Task instructions
Pull out every line in the data that has the string "заказа" in it.

Material provided
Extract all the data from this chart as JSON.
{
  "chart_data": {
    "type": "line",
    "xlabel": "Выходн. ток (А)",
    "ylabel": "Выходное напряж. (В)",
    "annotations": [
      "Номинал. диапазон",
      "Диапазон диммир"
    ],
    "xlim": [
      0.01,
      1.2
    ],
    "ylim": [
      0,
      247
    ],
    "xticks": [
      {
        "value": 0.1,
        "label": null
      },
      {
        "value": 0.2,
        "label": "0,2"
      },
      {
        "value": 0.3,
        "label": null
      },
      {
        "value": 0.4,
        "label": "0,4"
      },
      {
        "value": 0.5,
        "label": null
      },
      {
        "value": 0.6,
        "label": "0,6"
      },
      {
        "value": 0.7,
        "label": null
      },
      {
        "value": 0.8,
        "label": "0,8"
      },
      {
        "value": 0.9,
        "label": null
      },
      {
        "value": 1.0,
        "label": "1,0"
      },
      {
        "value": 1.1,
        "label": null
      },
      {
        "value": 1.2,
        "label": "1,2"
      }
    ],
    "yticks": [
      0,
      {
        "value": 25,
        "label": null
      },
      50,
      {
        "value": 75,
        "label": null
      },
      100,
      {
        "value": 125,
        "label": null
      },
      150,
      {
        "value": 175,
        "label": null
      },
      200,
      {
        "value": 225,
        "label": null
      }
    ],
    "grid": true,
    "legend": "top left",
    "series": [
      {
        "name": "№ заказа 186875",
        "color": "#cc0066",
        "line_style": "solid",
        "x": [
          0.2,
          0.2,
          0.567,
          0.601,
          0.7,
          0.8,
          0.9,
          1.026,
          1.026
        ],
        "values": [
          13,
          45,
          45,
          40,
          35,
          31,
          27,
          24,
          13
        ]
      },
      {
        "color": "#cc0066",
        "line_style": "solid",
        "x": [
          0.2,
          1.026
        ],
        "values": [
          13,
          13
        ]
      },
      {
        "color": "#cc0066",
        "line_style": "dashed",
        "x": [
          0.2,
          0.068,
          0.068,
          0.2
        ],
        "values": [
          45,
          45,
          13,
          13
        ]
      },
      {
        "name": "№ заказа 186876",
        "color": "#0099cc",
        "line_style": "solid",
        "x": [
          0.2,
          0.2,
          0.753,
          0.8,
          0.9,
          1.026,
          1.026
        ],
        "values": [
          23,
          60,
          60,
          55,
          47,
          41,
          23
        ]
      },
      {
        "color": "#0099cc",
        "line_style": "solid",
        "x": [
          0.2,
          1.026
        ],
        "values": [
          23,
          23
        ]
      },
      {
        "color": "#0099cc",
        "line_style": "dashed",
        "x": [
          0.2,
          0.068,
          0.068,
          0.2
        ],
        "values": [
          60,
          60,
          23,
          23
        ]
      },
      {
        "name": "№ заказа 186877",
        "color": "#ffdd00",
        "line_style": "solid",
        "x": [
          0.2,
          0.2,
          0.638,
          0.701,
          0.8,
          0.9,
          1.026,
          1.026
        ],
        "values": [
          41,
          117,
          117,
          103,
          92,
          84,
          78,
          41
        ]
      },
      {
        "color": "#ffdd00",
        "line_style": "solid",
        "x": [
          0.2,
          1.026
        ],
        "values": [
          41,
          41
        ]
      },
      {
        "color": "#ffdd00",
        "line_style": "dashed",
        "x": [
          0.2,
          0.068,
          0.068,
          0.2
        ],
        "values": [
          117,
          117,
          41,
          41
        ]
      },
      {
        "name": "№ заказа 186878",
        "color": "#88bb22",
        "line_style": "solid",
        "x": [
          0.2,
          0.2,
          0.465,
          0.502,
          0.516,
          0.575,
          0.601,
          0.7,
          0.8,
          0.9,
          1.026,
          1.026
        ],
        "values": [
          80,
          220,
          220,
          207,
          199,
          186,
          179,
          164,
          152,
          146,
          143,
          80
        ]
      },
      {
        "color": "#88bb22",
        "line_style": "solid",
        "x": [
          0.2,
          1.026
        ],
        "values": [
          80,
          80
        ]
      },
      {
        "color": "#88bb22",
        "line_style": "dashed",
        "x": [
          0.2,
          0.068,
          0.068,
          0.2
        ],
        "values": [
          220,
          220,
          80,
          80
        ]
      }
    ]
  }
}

Full solution
        "name": "№ заказа 186875",
        "name": "№ заказа 186876",
        "name": "№ заказа 186877",
        "name": "№ заказа 186878",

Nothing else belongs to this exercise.